◆ Text extract:
══════════════════════════════

If your database or schema name contains characters other than letters, digits, or underscores (e.g. my-database), it's a quoted, case-sensitive identifier. Reference it with quotes preserved wherever you use a fully-qualified name, e.g. `"my-database".PUBLIC.CHALK_UNLOAD_STAGE_S3`. Also make sure your session has a current database/schema set (`USE DATABASE` / `USE SCHEMA`) before running stage operations, or use a fully-qualified stage name.

Step 5: Grant Permissions

Run against your Snowflake instance. This grants the Chalk role access to the storage integration and stage so it can perform the unload:

-- Variables for reference (example values; use the same names as the earlier steps)
SET ROLE_NAME='CHALK_ROLE';
SET INTEGRATION_NAME='S3_INTEGRATION_CHALK_DATA_BUCKET';
SET STAGE_NAME='CHALK_UNLOAD_STAGE_S3';

-- Grant usage on storage integration
GRANT USAGE ON INTEGRATION <INTEGRATION_NAME> TO ROLE <ROLE_NAME>;

-- Grant stage permissions
GRANT USAGE ON STAGE <STAGE_NAME> TO ROLE <ROLE_NAME>;
GRANT READ, WRITE ON STAGE <STAGE_NAME> TO ROLE <ROLE_NAME>;

Step 6: Validate

You can optionally validate the integration end-to-end using

SELECT SYSTEM$VALIDATE_STORAGE_INTEGRATION('S3_INTEGRATION_CHALK_DATA_BUCKET', 's3://chalk-data-bucket/unload/', 'test.csv', 'WRITE');

After completing these steps, continue to Configure Chalk Configuration Variables.

Setup Unloading with GCS

Run the SQL snippets against your Snowflake instance (as a user with the ACCOUNTADMIN role); the IAM steps are performed in your Google Cloud project.

For background, see the Snowflake documentation:

Create Storage Integration

Run against your Snowflake instance. This creates the storage integration object that Snowflake will use to authenticate to GCS:

-- Set variables (customize these for your environment)
SET INTEGRATION_NAME='GCS_INTEGRATION_CHALK_DATA_BUCKET';
SET GCS_BUCKET='gcs://chalk-data-bucket/';

-- Create storage integration if it doesn't exist
CREATE STORAGE INTEGRATION IF NOT EXISTS IDENTIFIER($INTEGRATION_NAME)

══════════════════════════════

Copy everything in the Snowflake unloading text from "After completing these" down to "Google Cloud project.", replacing "Google Cloud project" with "GCP project".

Image element box listing:

══════════════════════════════

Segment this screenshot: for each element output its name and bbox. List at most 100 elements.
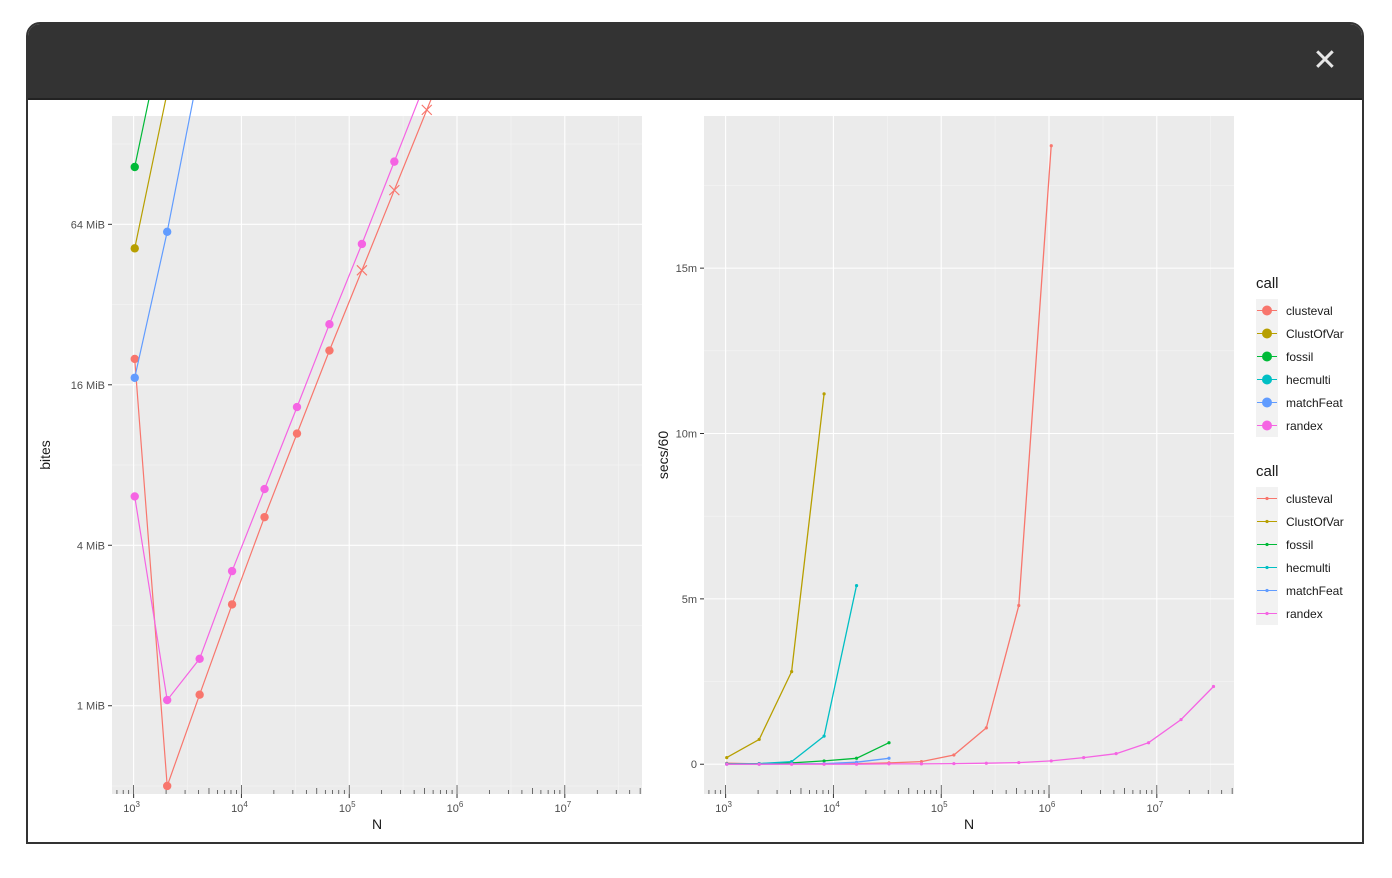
data-point-clusteval (984, 726, 988, 730)
legend-key-point (1265, 542, 1269, 547)
legend-key-point (1265, 611, 1269, 616)
x-tick-label: 105 (931, 800, 948, 815)
data-point-clusteval (919, 759, 924, 764)
series-randex (130, 100, 420, 705)
legend-key-point (1262, 397, 1272, 408)
y-tick-label: 1 MiB (77, 701, 105, 713)
series-line-matchFeat (134, 100, 194, 378)
y-tick-label: 5m (682, 594, 697, 606)
data-point-clusteval (1049, 144, 1053, 148)
series-line-randex (134, 100, 420, 702)
x-tick-label: 105 (339, 800, 356, 815)
y-tick-label: 64 MiB (71, 219, 105, 231)
data-point-randex (162, 695, 172, 705)
data-point-randex (1017, 760, 1021, 765)
legend-line: call clusteval ClustOfVar fossil hecmulti mat… (1256, 463, 1344, 625)
data-point-randex (1114, 752, 1118, 756)
y-axis-title: secs/60 (655, 431, 671, 479)
panel-background (704, 116, 1234, 794)
series-line-ClustOfVar (134, 100, 167, 249)
x-tick-label: 106 (447, 800, 464, 815)
legend-label: hecmulti (1286, 561, 1331, 575)
series-ClustOfVar (725, 392, 826, 760)
data-point-ClustOfVar (130, 244, 139, 253)
data-point-clusteval (260, 512, 269, 522)
data-point-cross-clusteval (421, 104, 433, 116)
data-point-ClustOfVar (757, 737, 761, 742)
legend-label: randex (1286, 607, 1323, 621)
data-point-fossil (822, 759, 826, 763)
legend-label: ClustOfVar (1286, 327, 1344, 341)
data-point-randex (984, 761, 988, 765)
legend-label: hecmulti (1286, 373, 1331, 387)
x-tick-label: 107 (1146, 800, 1163, 815)
data-point-randex (1082, 756, 1086, 760)
data-point-clusteval (227, 600, 237, 609)
data-point-cross-clusteval (356, 264, 368, 276)
data-point-randex (1146, 741, 1151, 745)
data-point-hecmulti (822, 734, 826, 738)
legend-label: randex (1286, 419, 1323, 433)
data-point-matchFeat (130, 373, 139, 382)
data-point-randex (757, 762, 761, 766)
legend-title: call (1256, 463, 1279, 480)
data-point-fossil (854, 756, 859, 760)
data-point-randex (854, 762, 859, 766)
x-tick-label: 104 (231, 800, 248, 815)
y-tick-label: 10m (676, 429, 697, 441)
data-point-clusteval (130, 354, 139, 364)
x-axis-title: N (372, 816, 382, 832)
panel-background (112, 116, 642, 794)
data-point-matchFeat (887, 756, 891, 760)
series-randex (725, 684, 1216, 766)
y-tick-label: 4 MiB (77, 540, 105, 552)
data-point-clusteval (195, 690, 204, 699)
data-point-ClustOfVar (790, 670, 794, 674)
x-tick-label: 106 (1039, 800, 1056, 815)
y-axis-title: bites (37, 440, 53, 470)
data-point-randex (390, 157, 399, 166)
series-line-ClustOfVar (726, 393, 825, 759)
series-fossil (130, 100, 150, 172)
legend-key-point (1262, 374, 1272, 385)
legend-label: fossil (1286, 538, 1313, 552)
legend-label: matchFeat (1286, 584, 1343, 598)
close-icon[interactable]: ✕ (1312, 44, 1338, 77)
data-point-randex (822, 762, 826, 766)
x-tick-label: 103 (123, 800, 140, 815)
data-point-randex (130, 492, 139, 501)
dialog-titlebar: ✕ (28, 24, 1362, 100)
series-matchFeat (130, 100, 194, 382)
legend-key-point (1265, 565, 1269, 570)
data-point-randex (919, 762, 924, 766)
series-ClustOfVar (130, 100, 167, 253)
y-tick-label: 16 MiB (71, 380, 105, 392)
data-point-clusteval (952, 753, 956, 757)
legend-label: matchFeat (1286, 396, 1343, 410)
legend-key-point (1265, 496, 1269, 501)
legend-key-point (1262, 305, 1272, 316)
x-axis-title: N (964, 816, 974, 832)
data-point-randex (1179, 717, 1183, 722)
data-point-clusteval (292, 429, 302, 438)
data-point-randex (725, 762, 729, 766)
legend-key-point (1262, 328, 1272, 339)
data-point-randex (260, 484, 269, 494)
data-point-randex (887, 762, 891, 766)
y-tick-label: 15m (676, 263, 697, 275)
data-point-hecmulti (854, 584, 859, 588)
data-point-clusteval (162, 781, 172, 791)
legend-key-point (1262, 420, 1272, 431)
data-point-randex (952, 761, 956, 766)
legend-point: call clusteval ClustOfVar fossil hecmulti mat… (1256, 275, 1344, 437)
legend-label: fossil (1286, 350, 1313, 364)
legend-label: clusteval (1286, 304, 1333, 318)
data-point-ClustOfVar (725, 756, 729, 760)
data-point-clusteval (325, 346, 334, 355)
y-tick-label: 0 (691, 759, 697, 771)
data-point-fossil (130, 162, 139, 172)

══════════════════════════════

◆ Exercise answer:
After completing these steps, continue to Configure Chalk Configuration Variables.

Setup Unloading with GCS

Run the SQL snippets against your Snowflake instance (as a user with the ACCOUNTADMIN role); the IAM steps are performed in your GCP project.